--- Materials provided ---

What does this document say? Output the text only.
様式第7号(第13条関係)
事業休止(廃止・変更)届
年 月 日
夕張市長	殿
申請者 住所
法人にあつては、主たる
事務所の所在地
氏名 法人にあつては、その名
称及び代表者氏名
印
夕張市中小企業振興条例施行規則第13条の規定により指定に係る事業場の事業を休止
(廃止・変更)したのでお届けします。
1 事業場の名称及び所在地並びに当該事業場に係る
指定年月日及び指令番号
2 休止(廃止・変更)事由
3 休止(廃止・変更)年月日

---

◆ **Short problem**: Reproduce the listing above verbatim, from first line to last.

◆ **Answer in full**:
What does this document say? Output the text only.
様式第7号(第13条関係)
事業休止(廃止・変更)届
年 月 日
夕張市長	殿
申請者 住所
法人にあつては、主たる
事務所の所在地
氏名 法人にあつては、その名
称及び代表者氏名
印
夕張市中小企業振興条例施行規則第13条の規定により指定に係る事業場の事業を休止
(廃止・変更)したのでお届けします。
1 事業場の名称及び所在地並びに当該事業場に係る
指定年月日及び指令番号
2 休止(廃止・変更)事由
3 休止(廃止・変更)年月日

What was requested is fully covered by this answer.